Start

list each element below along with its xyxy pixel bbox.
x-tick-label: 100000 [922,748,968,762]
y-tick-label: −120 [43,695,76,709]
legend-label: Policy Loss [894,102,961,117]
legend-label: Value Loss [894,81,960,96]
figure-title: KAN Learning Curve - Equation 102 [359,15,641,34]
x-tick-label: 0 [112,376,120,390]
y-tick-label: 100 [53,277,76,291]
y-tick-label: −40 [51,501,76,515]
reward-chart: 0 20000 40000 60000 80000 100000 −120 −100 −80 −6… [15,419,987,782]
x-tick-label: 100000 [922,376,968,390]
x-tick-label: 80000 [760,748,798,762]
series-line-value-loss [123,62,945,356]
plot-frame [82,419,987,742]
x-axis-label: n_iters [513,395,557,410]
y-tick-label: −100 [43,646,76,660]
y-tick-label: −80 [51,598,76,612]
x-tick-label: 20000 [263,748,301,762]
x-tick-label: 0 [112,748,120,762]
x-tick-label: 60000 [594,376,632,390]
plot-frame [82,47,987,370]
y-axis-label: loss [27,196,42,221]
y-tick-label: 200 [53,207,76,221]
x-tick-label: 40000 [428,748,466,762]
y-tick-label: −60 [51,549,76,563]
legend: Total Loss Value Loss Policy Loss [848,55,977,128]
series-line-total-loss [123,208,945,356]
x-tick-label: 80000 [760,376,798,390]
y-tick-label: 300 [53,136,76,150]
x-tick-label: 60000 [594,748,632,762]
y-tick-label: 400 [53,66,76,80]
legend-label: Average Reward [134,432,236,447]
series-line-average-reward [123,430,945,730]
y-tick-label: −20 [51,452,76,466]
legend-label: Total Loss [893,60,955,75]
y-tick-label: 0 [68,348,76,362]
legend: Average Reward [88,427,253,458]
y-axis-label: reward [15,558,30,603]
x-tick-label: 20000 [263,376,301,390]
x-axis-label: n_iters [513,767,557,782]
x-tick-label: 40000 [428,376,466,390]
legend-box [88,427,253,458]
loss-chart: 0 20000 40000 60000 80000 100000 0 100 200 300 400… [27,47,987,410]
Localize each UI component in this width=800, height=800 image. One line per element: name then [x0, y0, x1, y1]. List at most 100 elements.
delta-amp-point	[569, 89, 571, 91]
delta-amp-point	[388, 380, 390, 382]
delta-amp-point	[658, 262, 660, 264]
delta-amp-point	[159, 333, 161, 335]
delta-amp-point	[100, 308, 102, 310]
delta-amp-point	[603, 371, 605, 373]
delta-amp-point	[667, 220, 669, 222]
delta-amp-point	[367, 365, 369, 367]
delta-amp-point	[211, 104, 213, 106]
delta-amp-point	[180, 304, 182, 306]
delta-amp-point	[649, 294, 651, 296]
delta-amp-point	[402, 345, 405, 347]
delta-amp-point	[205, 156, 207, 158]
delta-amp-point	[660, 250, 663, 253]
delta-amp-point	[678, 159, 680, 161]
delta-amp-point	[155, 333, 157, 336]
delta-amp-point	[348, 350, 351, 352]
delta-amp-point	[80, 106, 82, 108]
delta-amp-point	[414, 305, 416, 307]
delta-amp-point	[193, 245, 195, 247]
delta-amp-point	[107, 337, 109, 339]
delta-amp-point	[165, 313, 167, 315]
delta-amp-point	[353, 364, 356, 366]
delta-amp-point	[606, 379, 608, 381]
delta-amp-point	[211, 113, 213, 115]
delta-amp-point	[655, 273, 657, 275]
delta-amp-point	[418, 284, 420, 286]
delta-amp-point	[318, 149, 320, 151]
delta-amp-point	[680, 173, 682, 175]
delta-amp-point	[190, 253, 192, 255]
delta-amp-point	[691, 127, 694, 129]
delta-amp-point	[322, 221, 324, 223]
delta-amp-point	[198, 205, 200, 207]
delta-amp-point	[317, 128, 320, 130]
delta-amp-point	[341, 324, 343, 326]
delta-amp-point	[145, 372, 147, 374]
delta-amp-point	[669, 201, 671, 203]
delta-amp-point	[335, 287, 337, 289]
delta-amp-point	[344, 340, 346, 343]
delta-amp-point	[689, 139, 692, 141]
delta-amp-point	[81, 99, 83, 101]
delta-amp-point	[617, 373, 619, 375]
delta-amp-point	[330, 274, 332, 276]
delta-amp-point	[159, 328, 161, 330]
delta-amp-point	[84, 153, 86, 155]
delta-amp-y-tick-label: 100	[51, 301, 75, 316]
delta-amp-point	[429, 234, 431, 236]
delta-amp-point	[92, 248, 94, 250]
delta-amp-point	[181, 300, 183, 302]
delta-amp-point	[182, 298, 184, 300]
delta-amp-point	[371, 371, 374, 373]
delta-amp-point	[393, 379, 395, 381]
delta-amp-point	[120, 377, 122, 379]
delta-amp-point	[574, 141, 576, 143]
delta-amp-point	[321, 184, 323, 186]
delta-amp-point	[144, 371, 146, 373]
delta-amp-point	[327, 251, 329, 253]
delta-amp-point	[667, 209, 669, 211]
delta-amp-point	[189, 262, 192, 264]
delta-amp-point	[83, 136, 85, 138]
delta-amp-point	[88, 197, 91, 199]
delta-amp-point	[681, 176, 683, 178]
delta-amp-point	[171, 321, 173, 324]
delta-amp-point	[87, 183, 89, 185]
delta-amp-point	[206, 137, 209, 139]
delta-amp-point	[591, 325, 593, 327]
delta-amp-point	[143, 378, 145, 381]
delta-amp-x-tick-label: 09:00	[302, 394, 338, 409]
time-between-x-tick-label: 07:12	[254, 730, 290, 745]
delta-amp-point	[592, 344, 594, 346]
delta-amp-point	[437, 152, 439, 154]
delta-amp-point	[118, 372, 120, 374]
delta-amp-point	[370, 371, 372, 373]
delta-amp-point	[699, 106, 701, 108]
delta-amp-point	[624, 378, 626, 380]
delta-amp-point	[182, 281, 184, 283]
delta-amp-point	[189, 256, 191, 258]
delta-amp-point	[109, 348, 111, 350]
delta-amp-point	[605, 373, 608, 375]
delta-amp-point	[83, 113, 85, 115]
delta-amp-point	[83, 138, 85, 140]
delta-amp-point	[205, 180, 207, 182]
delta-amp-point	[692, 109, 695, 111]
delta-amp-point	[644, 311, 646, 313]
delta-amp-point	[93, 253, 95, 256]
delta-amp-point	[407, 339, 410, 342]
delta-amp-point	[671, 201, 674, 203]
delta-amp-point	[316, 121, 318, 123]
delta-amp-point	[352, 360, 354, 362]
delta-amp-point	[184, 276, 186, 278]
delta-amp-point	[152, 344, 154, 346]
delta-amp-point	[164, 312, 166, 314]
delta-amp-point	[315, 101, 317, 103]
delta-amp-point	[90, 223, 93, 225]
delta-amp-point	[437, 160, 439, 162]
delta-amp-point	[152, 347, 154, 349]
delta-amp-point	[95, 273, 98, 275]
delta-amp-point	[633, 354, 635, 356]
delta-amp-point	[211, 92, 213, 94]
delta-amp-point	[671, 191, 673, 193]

End

* [What the task requires]
Copy every line of the records above word for word, changing and adding nothing.

* [Exercise solution]
list each element below along with its xyxy pixel bbox.
x-tick-label: 100000 [922,748,968,762]
y-tick-label: −120 [43,695,76,709]
legend-label: Policy Loss [894,102,961,117]
legend-label: Value Loss [894,81,960,96]
figure-title: KAN Learning Curve - Equation 102 [359,15,641,34]
x-tick-label: 0 [112,376,120,390]
y-tick-label: 100 [53,277,76,291]
y-tick-label: −40 [51,501,76,515]
reward-chart: 0 20000 40000 60000 80000 100000 −120 −100 −80 −6… [15,419,987,782]
x-tick-label: 100000 [922,376,968,390]
x-tick-label: 80000 [760,748,798,762]
series-line-value-loss [123,62,945,356]
plot-frame [82,419,987,742]
x-axis-label: n_iters [513,395,557,410]
y-tick-label: −100 [43,646,76,660]
y-tick-label: −80 [51,598,76,612]
x-tick-label: 20000 [263,748,301,762]
x-tick-label: 0 [112,748,120,762]
x-tick-label: 60000 [594,376,632,390]
plot-frame [82,47,987,370]
y-axis-label: loss [27,196,42,221]
y-tick-label: 200 [53,207,76,221]
x-tick-label: 40000 [428,748,466,762]
y-tick-label: −60 [51,549,76,563]
legend: Total Loss Value Loss Policy Loss [848,55,977,128]
series-line-total-loss [123,208,945,356]
x-tick-label: 80000 [760,376,798,390]
y-tick-label: 300 [53,136,76,150]
x-tick-label: 60000 [594,748,632,762]
y-tick-label: 400 [53,66,76,80]
legend-label: Average Reward [134,432,236,447]
series-line-average-reward [123,430,945,730]
y-tick-label: −20 [51,452,76,466]
legend-label: Total Loss [893,60,955,75]
y-tick-label: 0 [68,348,76,362]
legend: Average Reward [88,427,253,458]
y-axis-label: reward [15,558,30,603]
x-tick-label: 20000 [263,376,301,390]
x-axis-label: n_iters [513,767,557,782]
x-tick-label: 40000 [428,376,466,390]
legend-box [88,427,253,458]
loss-chart: 0 20000 40000 60000 80000 100000 0 100 200 300 400… [27,47,987,410]
Localize each UI component in this width=800, height=800 image. One line per element: name then [x0, y0, x1, y1]. List at most 100 elements.
delta-amp-point	[569, 89, 571, 91]
delta-amp-point	[388, 380, 390, 382]
delta-amp-point	[658, 262, 660, 264]
delta-amp-point	[159, 333, 161, 335]
delta-amp-point	[100, 308, 102, 310]
delta-amp-point	[603, 371, 605, 373]
delta-amp-point	[667, 220, 669, 222]
delta-amp-point	[367, 365, 369, 367]
delta-amp-point	[211, 104, 213, 106]
delta-amp-point	[180, 304, 182, 306]
delta-amp-point	[649, 294, 651, 296]
delta-amp-point	[402, 345, 405, 347]
delta-amp-point	[205, 156, 207, 158]
delta-amp-point	[660, 250, 663, 253]
delta-amp-point	[678, 159, 680, 161]
delta-amp-point	[155, 333, 157, 336]
delta-amp-point	[348, 350, 351, 352]
delta-amp-point	[80, 106, 82, 108]
delta-amp-point	[414, 305, 416, 307]
delta-amp-point	[193, 245, 195, 247]
delta-amp-point	[107, 337, 109, 339]
delta-amp-point	[165, 313, 167, 315]
delta-amp-point	[353, 364, 356, 366]
delta-amp-point	[606, 379, 608, 381]
delta-amp-point	[211, 113, 213, 115]
delta-amp-point	[655, 273, 657, 275]
delta-amp-point	[418, 284, 420, 286]
delta-amp-point	[318, 149, 320, 151]
delta-amp-point	[680, 173, 682, 175]
delta-amp-point	[190, 253, 192, 255]
delta-amp-point	[691, 127, 694, 129]
delta-amp-point	[322, 221, 324, 223]
delta-amp-point	[198, 205, 200, 207]
delta-amp-point	[317, 128, 320, 130]
delta-amp-point	[341, 324, 343, 326]
delta-amp-point	[145, 372, 147, 374]
delta-amp-point	[669, 201, 671, 203]
delta-amp-point	[335, 287, 337, 289]
delta-amp-point	[344, 340, 346, 343]
delta-amp-point	[689, 139, 692, 141]
delta-amp-point	[81, 99, 83, 101]
delta-amp-point	[617, 373, 619, 375]
delta-amp-point	[330, 274, 332, 276]
delta-amp-point	[159, 328, 161, 330]
delta-amp-point	[84, 153, 86, 155]
delta-amp-y-tick-label: 100	[51, 301, 75, 316]
delta-amp-point	[429, 234, 431, 236]
delta-amp-point	[92, 248, 94, 250]
delta-amp-point	[181, 300, 183, 302]
delta-amp-point	[182, 298, 184, 300]
delta-amp-point	[371, 371, 374, 373]
delta-amp-point	[393, 379, 395, 381]
delta-amp-point	[120, 377, 122, 379]
delta-amp-point	[574, 141, 576, 143]
delta-amp-point	[321, 184, 323, 186]
delta-amp-point	[144, 371, 146, 373]
delta-amp-point	[327, 251, 329, 253]
delta-amp-point	[667, 209, 669, 211]
delta-amp-point	[189, 262, 192, 264]
delta-amp-point	[83, 136, 85, 138]
delta-amp-point	[88, 197, 91, 199]
delta-amp-point	[681, 176, 683, 178]
delta-amp-point	[171, 321, 173, 324]
delta-amp-point	[87, 183, 89, 185]
delta-amp-point	[206, 137, 209, 139]
delta-amp-point	[591, 325, 593, 327]
delta-amp-point	[143, 378, 145, 381]
delta-amp-x-tick-label: 09:00	[302, 394, 338, 409]
time-between-x-tick-label: 07:12	[254, 730, 290, 745]
delta-amp-point	[592, 344, 594, 346]
delta-amp-point	[437, 152, 439, 154]
delta-amp-point	[118, 372, 120, 374]
delta-amp-point	[370, 371, 372, 373]
delta-amp-point	[699, 106, 701, 108]
delta-amp-point	[624, 378, 626, 380]
delta-amp-point	[182, 281, 184, 283]
delta-amp-point	[189, 256, 191, 258]
delta-amp-point	[109, 348, 111, 350]
delta-amp-point	[605, 373, 608, 375]
delta-amp-point	[83, 113, 85, 115]
delta-amp-point	[83, 138, 85, 140]
delta-amp-point	[205, 180, 207, 182]
delta-amp-point	[692, 109, 695, 111]
delta-amp-point	[644, 311, 646, 313]
delta-amp-point	[93, 253, 95, 256]
delta-amp-point	[407, 339, 410, 342]
delta-amp-point	[671, 201, 674, 203]
delta-amp-point	[316, 121, 318, 123]
delta-amp-point	[352, 360, 354, 362]
delta-amp-point	[184, 276, 186, 278]
delta-amp-point	[152, 344, 154, 346]
delta-amp-point	[164, 312, 166, 314]
delta-amp-point	[315, 101, 317, 103]
delta-amp-point	[90, 223, 93, 225]
delta-amp-point	[437, 160, 439, 162]
delta-amp-point	[152, 347, 154, 349]
delta-amp-point	[95, 273, 98, 275]
delta-amp-point	[633, 354, 635, 356]
delta-amp-point	[211, 92, 213, 94]
delta-amp-point	[671, 191, 673, 193]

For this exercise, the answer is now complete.